Exercise materials

========

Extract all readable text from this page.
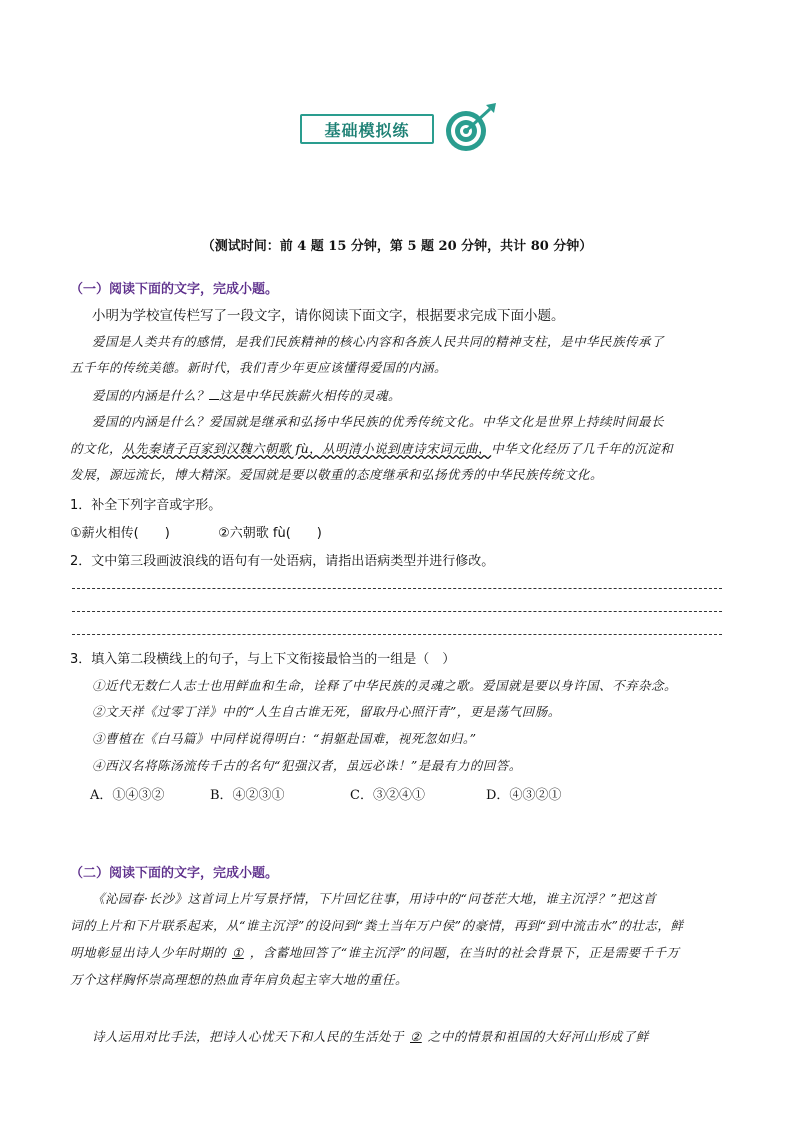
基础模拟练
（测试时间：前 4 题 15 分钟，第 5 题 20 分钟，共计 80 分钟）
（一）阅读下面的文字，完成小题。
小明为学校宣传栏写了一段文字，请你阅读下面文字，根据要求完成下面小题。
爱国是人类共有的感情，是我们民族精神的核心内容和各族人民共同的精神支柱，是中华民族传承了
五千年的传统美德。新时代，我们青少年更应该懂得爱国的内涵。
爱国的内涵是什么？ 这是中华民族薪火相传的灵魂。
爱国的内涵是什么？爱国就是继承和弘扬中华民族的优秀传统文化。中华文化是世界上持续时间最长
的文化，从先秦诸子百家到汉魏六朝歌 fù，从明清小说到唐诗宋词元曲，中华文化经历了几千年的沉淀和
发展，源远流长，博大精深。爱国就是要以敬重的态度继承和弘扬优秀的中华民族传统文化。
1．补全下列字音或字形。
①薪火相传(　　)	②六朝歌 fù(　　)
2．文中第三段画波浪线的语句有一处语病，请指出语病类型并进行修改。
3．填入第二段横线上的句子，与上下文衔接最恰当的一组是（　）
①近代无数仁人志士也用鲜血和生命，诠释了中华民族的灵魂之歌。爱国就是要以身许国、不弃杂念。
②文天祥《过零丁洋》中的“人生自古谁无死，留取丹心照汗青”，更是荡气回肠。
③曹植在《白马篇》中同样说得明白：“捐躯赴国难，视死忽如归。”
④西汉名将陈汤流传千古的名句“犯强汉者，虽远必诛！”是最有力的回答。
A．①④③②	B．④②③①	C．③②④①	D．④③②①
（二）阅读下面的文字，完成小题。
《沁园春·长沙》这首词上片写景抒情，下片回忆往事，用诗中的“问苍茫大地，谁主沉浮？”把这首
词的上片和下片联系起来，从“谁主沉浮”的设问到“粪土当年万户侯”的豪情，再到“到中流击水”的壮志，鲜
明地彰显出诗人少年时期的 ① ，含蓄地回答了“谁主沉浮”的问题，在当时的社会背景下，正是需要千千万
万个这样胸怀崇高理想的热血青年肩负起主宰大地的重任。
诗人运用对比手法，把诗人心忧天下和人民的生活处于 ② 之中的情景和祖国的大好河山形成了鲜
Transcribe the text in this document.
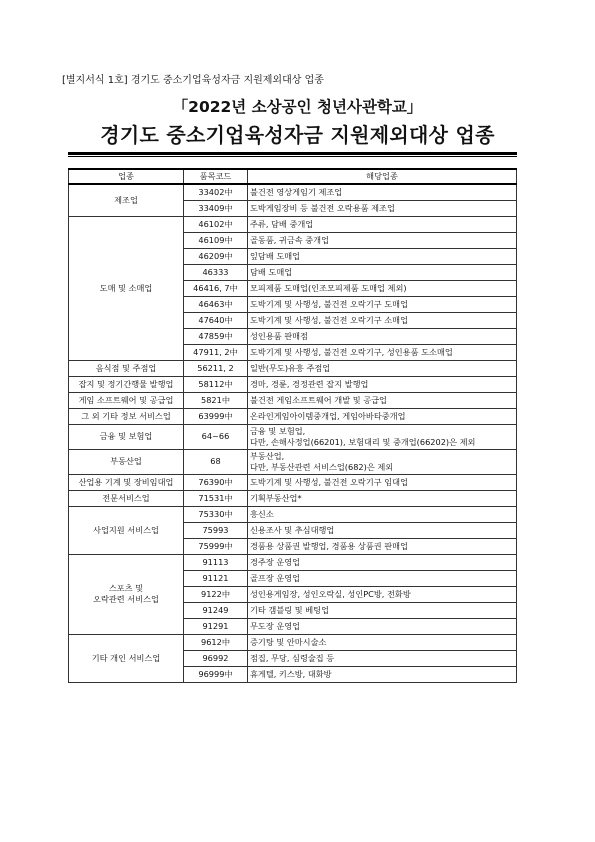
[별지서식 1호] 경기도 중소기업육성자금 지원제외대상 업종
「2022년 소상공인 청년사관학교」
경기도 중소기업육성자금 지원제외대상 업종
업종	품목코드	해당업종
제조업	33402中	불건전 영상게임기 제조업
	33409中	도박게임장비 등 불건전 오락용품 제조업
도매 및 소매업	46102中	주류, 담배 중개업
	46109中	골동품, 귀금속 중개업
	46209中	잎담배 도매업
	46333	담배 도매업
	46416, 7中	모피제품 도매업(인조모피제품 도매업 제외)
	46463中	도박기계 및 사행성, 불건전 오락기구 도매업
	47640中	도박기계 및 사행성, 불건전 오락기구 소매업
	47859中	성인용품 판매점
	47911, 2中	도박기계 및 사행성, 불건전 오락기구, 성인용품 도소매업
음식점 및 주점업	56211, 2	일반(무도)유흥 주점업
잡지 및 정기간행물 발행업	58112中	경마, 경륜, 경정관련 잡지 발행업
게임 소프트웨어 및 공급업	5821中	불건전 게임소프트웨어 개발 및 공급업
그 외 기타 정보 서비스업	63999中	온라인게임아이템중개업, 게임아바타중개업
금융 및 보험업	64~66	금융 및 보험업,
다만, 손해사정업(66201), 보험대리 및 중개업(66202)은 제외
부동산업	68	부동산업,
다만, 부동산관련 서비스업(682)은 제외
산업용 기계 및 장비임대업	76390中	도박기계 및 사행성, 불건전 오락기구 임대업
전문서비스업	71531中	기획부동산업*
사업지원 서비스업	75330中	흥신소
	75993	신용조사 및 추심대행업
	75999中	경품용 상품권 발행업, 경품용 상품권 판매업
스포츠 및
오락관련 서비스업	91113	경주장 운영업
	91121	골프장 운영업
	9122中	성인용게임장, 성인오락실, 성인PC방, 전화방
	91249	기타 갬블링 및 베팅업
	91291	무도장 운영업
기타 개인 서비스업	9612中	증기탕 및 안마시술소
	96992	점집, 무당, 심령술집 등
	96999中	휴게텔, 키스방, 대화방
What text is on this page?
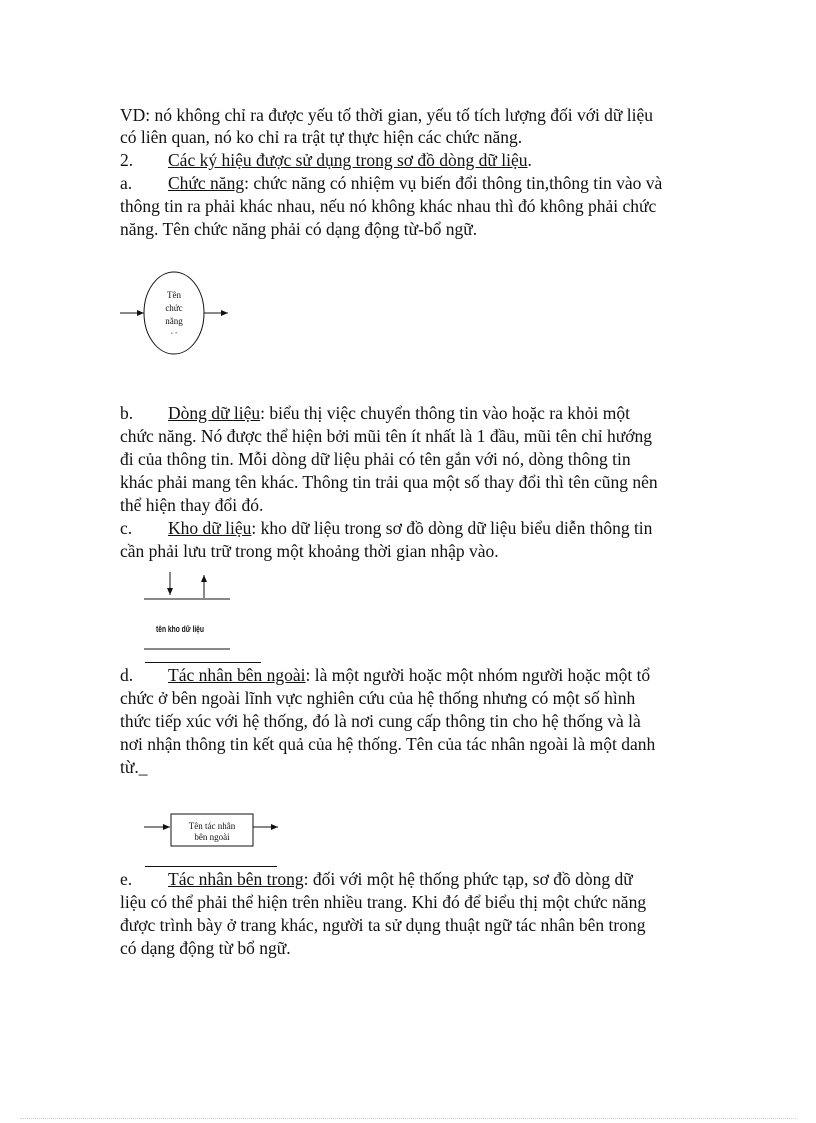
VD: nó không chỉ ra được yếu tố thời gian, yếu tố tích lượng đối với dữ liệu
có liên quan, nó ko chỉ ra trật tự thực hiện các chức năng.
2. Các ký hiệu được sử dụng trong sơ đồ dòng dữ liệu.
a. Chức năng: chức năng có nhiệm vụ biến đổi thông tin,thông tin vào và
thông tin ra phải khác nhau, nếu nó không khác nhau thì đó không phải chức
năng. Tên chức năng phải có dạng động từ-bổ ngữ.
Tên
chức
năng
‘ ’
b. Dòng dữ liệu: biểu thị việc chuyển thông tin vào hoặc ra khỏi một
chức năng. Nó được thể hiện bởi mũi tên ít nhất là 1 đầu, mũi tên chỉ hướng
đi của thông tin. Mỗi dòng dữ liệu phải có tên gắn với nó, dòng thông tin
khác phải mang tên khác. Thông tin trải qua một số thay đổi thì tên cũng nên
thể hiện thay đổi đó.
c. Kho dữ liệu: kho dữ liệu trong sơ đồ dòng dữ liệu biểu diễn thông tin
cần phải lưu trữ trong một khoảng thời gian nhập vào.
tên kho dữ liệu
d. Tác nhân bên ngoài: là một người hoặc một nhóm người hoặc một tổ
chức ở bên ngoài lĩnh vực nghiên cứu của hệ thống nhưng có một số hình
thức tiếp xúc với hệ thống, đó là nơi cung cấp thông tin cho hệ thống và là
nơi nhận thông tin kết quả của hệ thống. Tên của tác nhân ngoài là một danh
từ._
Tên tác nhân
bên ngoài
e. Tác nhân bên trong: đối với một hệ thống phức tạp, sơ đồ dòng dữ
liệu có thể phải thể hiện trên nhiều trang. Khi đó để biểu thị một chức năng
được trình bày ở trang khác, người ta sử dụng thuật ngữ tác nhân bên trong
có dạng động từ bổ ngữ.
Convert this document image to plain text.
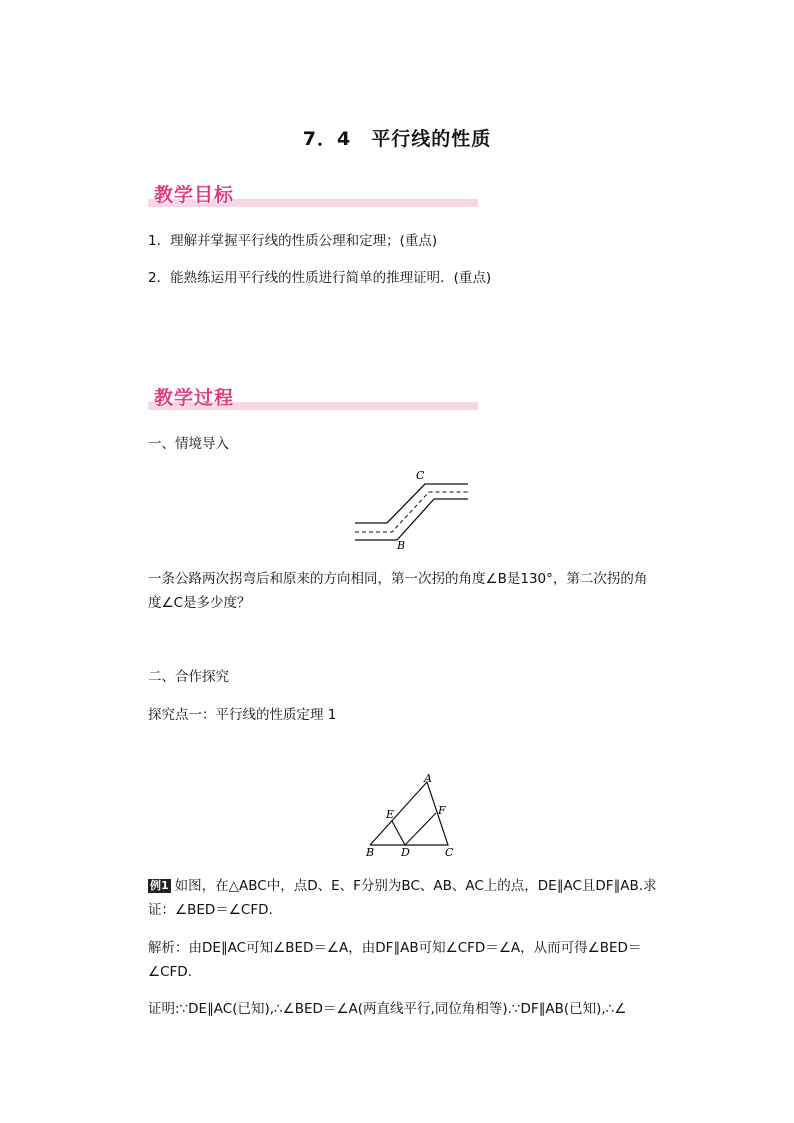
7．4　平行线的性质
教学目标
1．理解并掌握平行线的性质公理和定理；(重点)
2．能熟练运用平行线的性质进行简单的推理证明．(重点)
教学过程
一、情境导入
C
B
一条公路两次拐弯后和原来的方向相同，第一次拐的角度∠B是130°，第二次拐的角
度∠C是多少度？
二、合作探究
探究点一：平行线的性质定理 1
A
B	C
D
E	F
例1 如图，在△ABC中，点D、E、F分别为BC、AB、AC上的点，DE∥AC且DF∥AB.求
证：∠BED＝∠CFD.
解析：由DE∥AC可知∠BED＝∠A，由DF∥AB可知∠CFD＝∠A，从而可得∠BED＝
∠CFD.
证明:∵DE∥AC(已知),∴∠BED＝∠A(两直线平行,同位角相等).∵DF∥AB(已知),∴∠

========

Exercise goal
Return every line of the preceding records in which the word "thống" appears.

Task solution
chức ở bên ngoài lĩnh vực nghiên cứu của hệ thống nhưng có một số hình
thức tiếp xúc với hệ thống, đó là nơi cung cấp thông tin cho hệ thống và là
nơi nhận thông tin kết quả của hệ thống. Tên của tác nhân ngoài là một danh
e. Tác nhân bên trong: đối với một hệ thống phức tạp, sơ đồ dòng dữ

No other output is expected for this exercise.